▶ **WORK TO BE COMPLETED**: Return the listing below verbatim. Pictures do not belong in the copy.

▶ **DATA FOR THE TASK**:
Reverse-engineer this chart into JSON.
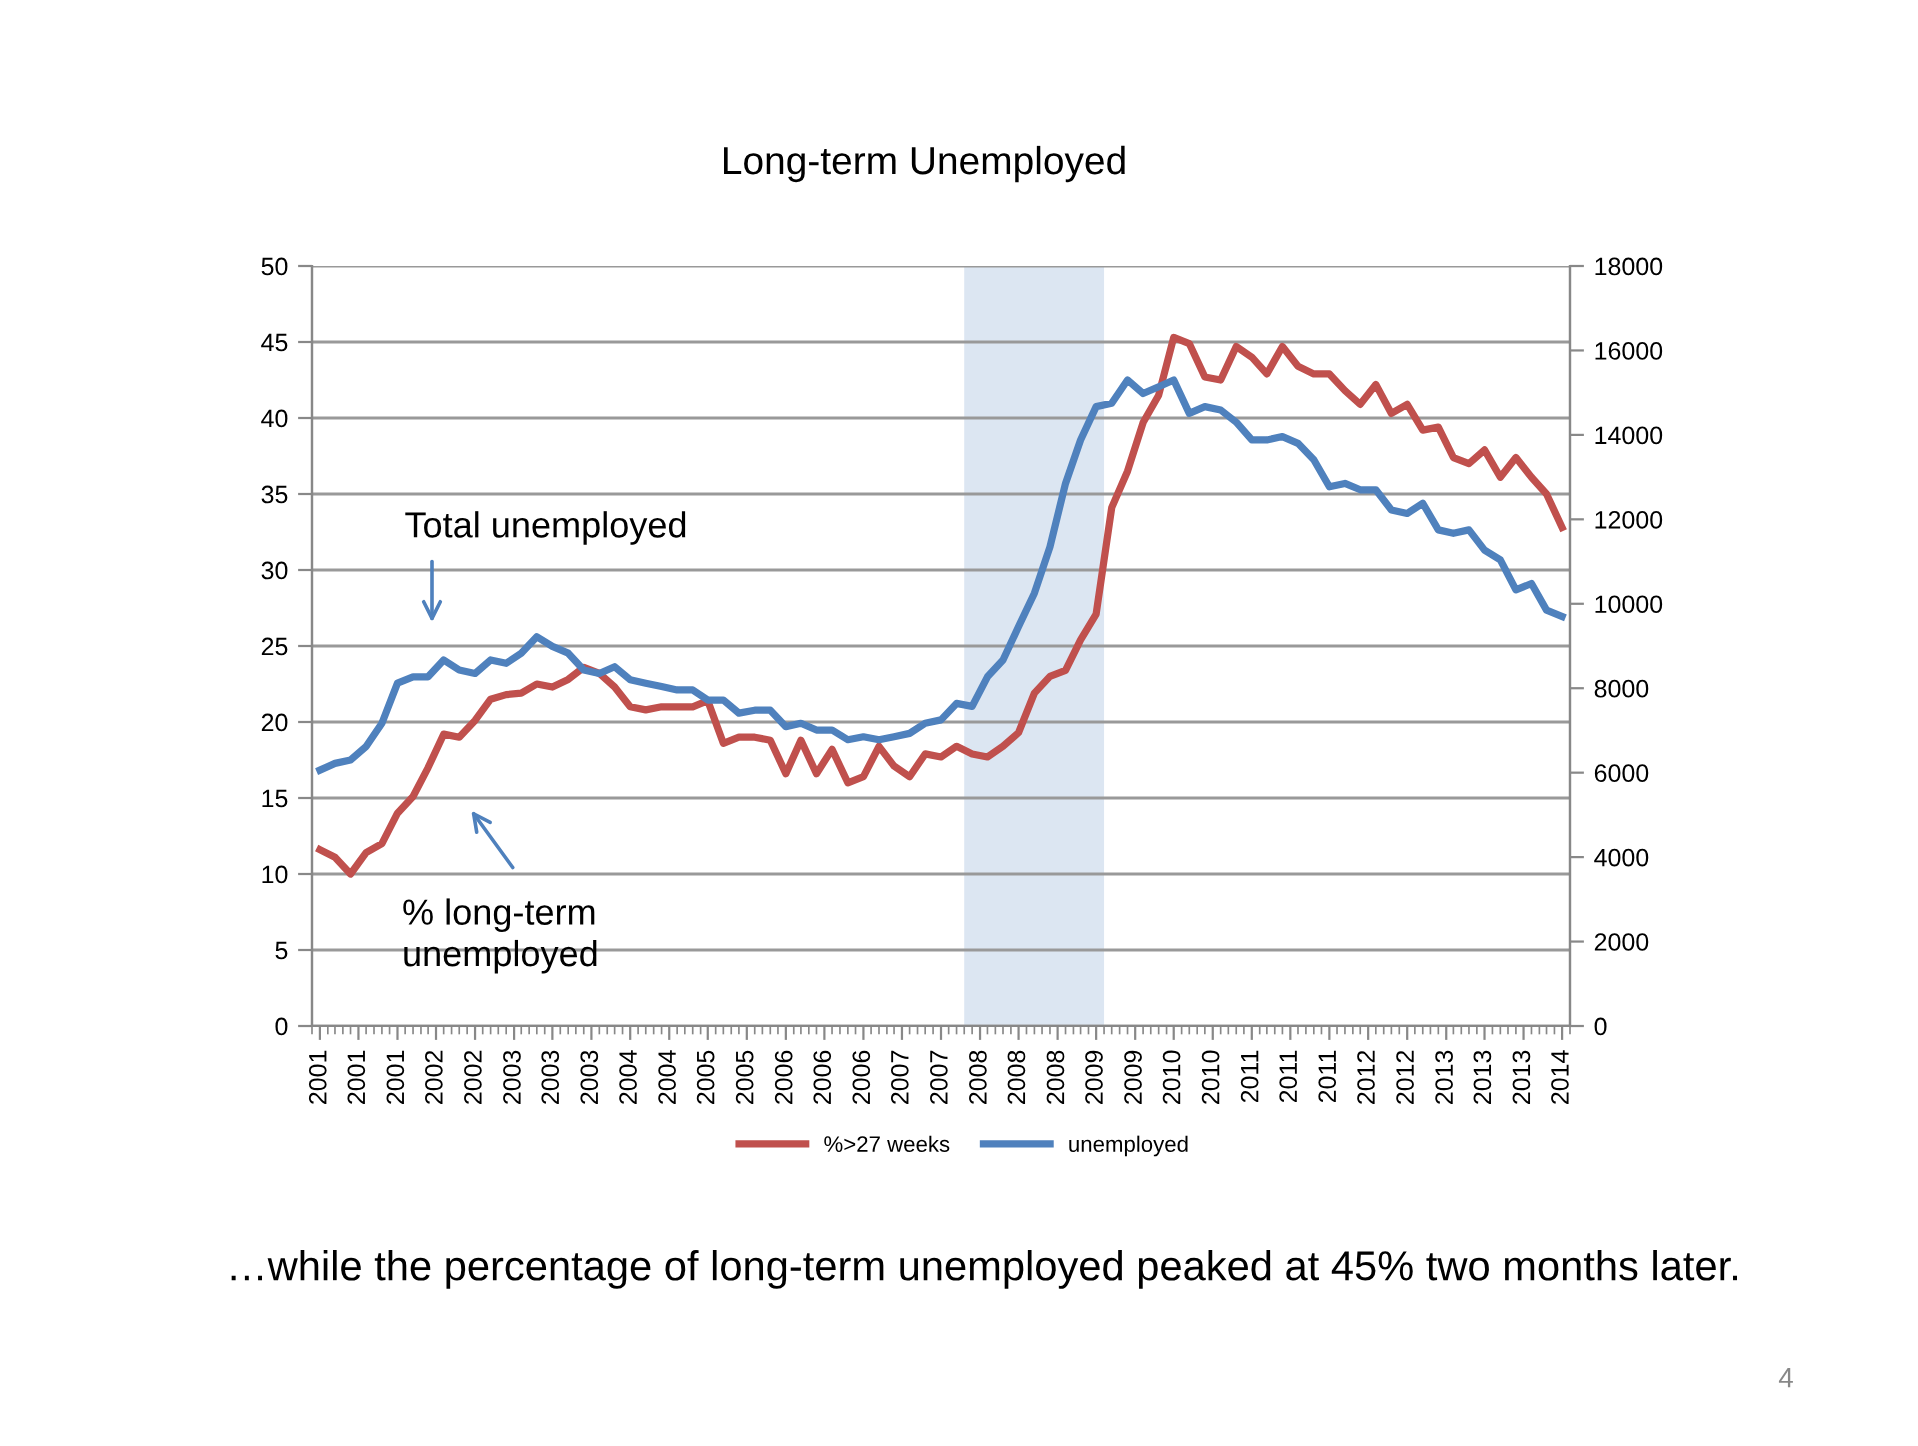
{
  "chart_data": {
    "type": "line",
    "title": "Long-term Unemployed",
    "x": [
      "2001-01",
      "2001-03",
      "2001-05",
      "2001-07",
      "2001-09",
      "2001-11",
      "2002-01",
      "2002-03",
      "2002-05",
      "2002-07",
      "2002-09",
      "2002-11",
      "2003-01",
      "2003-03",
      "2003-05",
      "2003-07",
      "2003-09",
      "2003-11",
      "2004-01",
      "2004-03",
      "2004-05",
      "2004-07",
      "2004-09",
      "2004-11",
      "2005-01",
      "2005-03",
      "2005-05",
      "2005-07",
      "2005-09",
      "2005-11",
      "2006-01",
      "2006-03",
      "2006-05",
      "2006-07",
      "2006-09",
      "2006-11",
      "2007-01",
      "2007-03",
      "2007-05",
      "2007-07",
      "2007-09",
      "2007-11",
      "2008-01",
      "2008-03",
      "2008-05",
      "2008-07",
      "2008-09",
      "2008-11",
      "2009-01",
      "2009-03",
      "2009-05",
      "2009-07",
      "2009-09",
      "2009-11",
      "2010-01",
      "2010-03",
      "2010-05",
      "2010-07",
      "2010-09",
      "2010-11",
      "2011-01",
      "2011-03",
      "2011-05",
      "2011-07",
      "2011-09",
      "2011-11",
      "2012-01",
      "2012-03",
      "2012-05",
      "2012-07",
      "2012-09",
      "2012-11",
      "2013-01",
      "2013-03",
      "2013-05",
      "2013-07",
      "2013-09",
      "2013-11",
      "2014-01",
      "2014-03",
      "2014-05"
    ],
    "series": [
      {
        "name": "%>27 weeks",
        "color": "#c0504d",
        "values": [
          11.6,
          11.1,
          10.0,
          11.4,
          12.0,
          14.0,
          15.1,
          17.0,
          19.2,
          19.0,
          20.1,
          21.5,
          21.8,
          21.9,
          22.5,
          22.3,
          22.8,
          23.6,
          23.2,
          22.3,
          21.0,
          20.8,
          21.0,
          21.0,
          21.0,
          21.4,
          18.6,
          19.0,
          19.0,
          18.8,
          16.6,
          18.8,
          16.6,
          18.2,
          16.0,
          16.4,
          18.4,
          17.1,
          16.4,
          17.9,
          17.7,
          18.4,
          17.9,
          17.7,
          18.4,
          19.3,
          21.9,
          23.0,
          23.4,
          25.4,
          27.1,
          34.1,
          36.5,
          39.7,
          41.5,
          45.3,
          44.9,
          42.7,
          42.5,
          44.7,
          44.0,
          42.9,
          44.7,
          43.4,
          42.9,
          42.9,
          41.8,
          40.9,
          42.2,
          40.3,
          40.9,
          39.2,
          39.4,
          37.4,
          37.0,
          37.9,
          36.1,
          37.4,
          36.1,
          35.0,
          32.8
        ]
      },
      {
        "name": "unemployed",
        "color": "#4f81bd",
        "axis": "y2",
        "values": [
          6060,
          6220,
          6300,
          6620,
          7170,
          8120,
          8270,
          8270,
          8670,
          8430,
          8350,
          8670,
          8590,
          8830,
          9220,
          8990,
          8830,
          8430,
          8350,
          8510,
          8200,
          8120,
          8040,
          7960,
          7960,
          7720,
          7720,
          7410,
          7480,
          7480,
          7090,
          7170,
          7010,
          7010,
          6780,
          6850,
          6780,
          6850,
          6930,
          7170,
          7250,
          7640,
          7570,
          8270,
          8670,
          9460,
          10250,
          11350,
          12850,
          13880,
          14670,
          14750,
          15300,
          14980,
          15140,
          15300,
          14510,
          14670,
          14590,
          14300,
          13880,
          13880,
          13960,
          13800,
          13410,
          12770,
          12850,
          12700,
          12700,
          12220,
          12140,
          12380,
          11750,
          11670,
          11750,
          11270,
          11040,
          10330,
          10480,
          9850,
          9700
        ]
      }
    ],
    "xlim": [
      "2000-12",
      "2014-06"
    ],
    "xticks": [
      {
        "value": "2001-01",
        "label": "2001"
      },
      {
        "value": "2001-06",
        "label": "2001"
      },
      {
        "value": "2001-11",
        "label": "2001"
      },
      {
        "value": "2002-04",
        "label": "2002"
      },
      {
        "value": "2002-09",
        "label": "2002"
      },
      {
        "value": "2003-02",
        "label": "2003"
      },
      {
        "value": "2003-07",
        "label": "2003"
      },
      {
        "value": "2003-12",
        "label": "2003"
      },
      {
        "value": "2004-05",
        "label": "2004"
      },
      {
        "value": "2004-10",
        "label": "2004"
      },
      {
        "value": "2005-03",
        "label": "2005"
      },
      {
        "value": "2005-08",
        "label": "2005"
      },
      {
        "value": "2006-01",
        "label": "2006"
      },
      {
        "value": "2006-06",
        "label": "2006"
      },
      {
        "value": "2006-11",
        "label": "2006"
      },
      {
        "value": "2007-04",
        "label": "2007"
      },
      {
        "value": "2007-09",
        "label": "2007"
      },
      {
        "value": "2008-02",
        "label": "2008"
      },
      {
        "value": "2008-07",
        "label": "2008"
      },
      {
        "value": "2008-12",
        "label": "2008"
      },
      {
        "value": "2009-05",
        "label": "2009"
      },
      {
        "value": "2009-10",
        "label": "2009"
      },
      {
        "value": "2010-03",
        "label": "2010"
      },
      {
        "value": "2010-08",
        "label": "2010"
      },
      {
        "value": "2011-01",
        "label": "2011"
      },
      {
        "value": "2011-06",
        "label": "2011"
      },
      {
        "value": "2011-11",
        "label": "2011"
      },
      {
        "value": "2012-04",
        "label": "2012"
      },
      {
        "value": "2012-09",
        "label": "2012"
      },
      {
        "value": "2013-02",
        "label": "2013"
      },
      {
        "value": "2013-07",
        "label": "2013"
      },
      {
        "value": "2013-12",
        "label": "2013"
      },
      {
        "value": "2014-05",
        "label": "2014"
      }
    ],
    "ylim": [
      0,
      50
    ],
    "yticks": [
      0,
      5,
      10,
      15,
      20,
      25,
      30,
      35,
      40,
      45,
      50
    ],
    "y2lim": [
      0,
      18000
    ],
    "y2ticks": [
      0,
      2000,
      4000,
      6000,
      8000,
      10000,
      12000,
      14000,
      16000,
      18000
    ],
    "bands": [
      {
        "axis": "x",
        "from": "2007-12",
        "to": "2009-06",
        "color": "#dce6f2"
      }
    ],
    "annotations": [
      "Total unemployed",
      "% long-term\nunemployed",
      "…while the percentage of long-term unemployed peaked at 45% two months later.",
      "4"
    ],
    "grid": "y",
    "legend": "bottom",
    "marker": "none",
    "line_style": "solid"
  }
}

▶ **RESPONSE TO THE EXERCISE**:
Reverse-engineer this chart into JSON.
{
  "chart_data": {
    "type": "line",
    "title": "Long-term Unemployed",
    "x": [
      "2001-01",
      "2001-03",
      "2001-05",
      "2001-07",
      "2001-09",
      "2001-11",
      "2002-01",
      "2002-03",
      "2002-05",
      "2002-07",
      "2002-09",
      "2002-11",
      "2003-01",
      "2003-03",
      "2003-05",
      "2003-07",
      "2003-09",
      "2003-11",
      "2004-01",
      "2004-03",
      "2004-05",
      "2004-07",
      "2004-09",
      "2004-11",
      "2005-01",
      "2005-03",
      "2005-05",
      "2005-07",
      "2005-09",
      "2005-11",
      "2006-01",
      "2006-03",
      "2006-05",
      "2006-07",
      "2006-09",
      "2006-11",
      "2007-01",
      "2007-03",
      "2007-05",
      "2007-07",
      "2007-09",
      "2007-11",
      "2008-01",
      "2008-03",
      "2008-05",
      "2008-07",
      "2008-09",
      "2008-11",
      "2009-01",
      "2009-03",
      "2009-05",
      "2009-07",
      "2009-09",
      "2009-11",
      "2010-01",
      "2010-03",
      "2010-05",
      "2010-07",
      "2010-09",
      "2010-11",
      "2011-01",
      "2011-03",
      "2011-05",
      "2011-07",
      "2011-09",
      "2011-11",
      "2012-01",
      "2012-03",
      "2012-05",
      "2012-07",
      "2012-09",
      "2012-11",
      "2013-01",
      "2013-03",
      "2013-05",
      "2013-07",
      "2013-09",
      "2013-11",
      "2014-01",
      "2014-03",
      "2014-05"
    ],
    "series": [
      {
        "name": "%>27 weeks",
        "color": "#c0504d",
        "values": [
          11.6,
          11.1,
          10.0,
          11.4,
          12.0,
          14.0,
          15.1,
          17.0,
          19.2,
          19.0,
          20.1,
          21.5,
          21.8,
          21.9,
          22.5,
          22.3,
          22.8,
          23.6,
          23.2,
          22.3,
          21.0,
          20.8,
          21.0,
          21.0,
          21.0,
          21.4,
          18.6,
          19.0,
          19.0,
          18.8,
          16.6,
          18.8,
          16.6,
          18.2,
          16.0,
          16.4,
          18.4,
          17.1,
          16.4,
          17.9,
          17.7,
          18.4,
          17.9,
          17.7,
          18.4,
          19.3,
          21.9,
          23.0,
          23.4,
          25.4,
          27.1,
          34.1,
          36.5,
          39.7,
          41.5,
          45.3,
          44.9,
          42.7,
          42.5,
          44.7,
          44.0,
          42.9,
          44.7,
          43.4,
          42.9,
          42.9,
          41.8,
          40.9,
          42.2,
          40.3,
          40.9,
          39.2,
          39.4,
          37.4,
          37.0,
          37.9,
          36.1,
          37.4,
          36.1,
          35.0,
          32.8
        ]
      },
      {
        "name": "unemployed",
        "color": "#4f81bd",
        "axis": "y2",
        "values": [
          6060,
          6220,
          6300,
          6620,
          7170,
          8120,
          8270,
          8270,
          8670,
          8430,
          8350,
          8670,
          8590,
          8830,
          9220,
          8990,
          8830,
          8430,
          8350,
          8510,
          8200,
          8120,
          8040,
          7960,
          7960,
          7720,
          7720,
          7410,
          7480,
          7480,
          7090,
          7170,
          7010,
          7010,
          6780,
          6850,
          6780,
          6850,
          6930,
          7170,
          7250,
          7640,
          7570,
          8270,
          8670,
          9460,
          10250,
          11350,
          12850,
          13880,
          14670,
          14750,
          15300,
          14980,
          15140,
          15300,
          14510,
          14670,
          14590,
          14300,
          13880,
          13880,
          13960,
          13800,
          13410,
          12770,
          12850,
          12700,
          12700,
          12220,
          12140,
          12380,
          11750,
          11670,
          11750,
          11270,
          11040,
          10330,
          10480,
          9850,
          9700
        ]
      }
    ],
    "xlim": [
      "2000-12",
      "2014-06"
    ],
    "xticks": [
      {
        "value": "2001-01",
        "label": "2001"
      },
      {
        "value": "2001-06",
        "label": "2001"
      },
      {
        "value": "2001-11",
        "label": "2001"
      },
      {
        "value": "2002-04",
        "label": "2002"
      },
      {
        "value": "2002-09",
        "label": "2002"
      },
      {
        "value": "2003-02",
        "label": "2003"
      },
      {
        "value": "2003-07",
        "label": "2003"
      },
      {
        "value": "2003-12",
        "label": "2003"
      },
      {
        "value": "2004-05",
        "label": "2004"
      },
      {
        "value": "2004-10",
        "label": "2004"
      },
      {
        "value": "2005-03",
        "label": "2005"
      },
      {
        "value": "2005-08",
        "label": "2005"
      },
      {
        "value": "2006-01",
        "label": "2006"
      },
      {
        "value": "2006-06",
        "label": "2006"
      },
      {
        "value": "2006-11",
        "label": "2006"
      },
      {
        "value": "2007-04",
        "label": "2007"
      },
      {
        "value": "2007-09",
        "label": "2007"
      },
      {
        "value": "2008-02",
        "label": "2008"
      },
      {
        "value": "2008-07",
        "label": "2008"
      },
      {
        "value": "2008-12",
        "label": "2008"
      },
      {
        "value": "2009-05",
        "label": "2009"
      },
      {
        "value": "2009-10",
        "label": "2009"
      },
      {
        "value": "2010-03",
        "label": "2010"
      },
      {
        "value": "2010-08",
        "label": "2010"
      },
      {
        "value": "2011-01",
        "label": "2011"
      },
      {
        "value": "2011-06",
        "label": "2011"
      },
      {
        "value": "2011-11",
        "label": "2011"
      },
      {
        "value": "2012-04",
        "label": "2012"
      },
      {
        "value": "2012-09",
        "label": "2012"
      },
      {
        "value": "2013-02",
        "label": "2013"
      },
      {
        "value": "2013-07",
        "label": "2013"
      },
      {
        "value": "2013-12",
        "label": "2013"
      },
      {
        "value": "2014-05",
        "label": "2014"
      }
    ],
    "ylim": [
      0,
      50
    ],
    "yticks": [
      0,
      5,
      10,
      15,
      20,
      25,
      30,
      35,
      40,
      45,
      50
    ],
    "y2lim": [
      0,
      18000
    ],
    "y2ticks": [
      0,
      2000,
      4000,
      6000,
      8000,
      10000,
      12000,
      14000,
      16000,
      18000
    ],
    "bands": [
      {
        "axis": "x",
        "from": "2007-12",
        "to": "2009-06",
        "color": "#dce6f2"
      }
    ],
    "annotations": [
      "Total unemployed",
      "% long-term\nunemployed",
      "…while the percentage of long-term unemployed peaked at 45% two months later.",
      "4"
    ],
    "grid": "y",
    "legend": "bottom",
    "marker": "none",
    "line_style": "solid"
  }
}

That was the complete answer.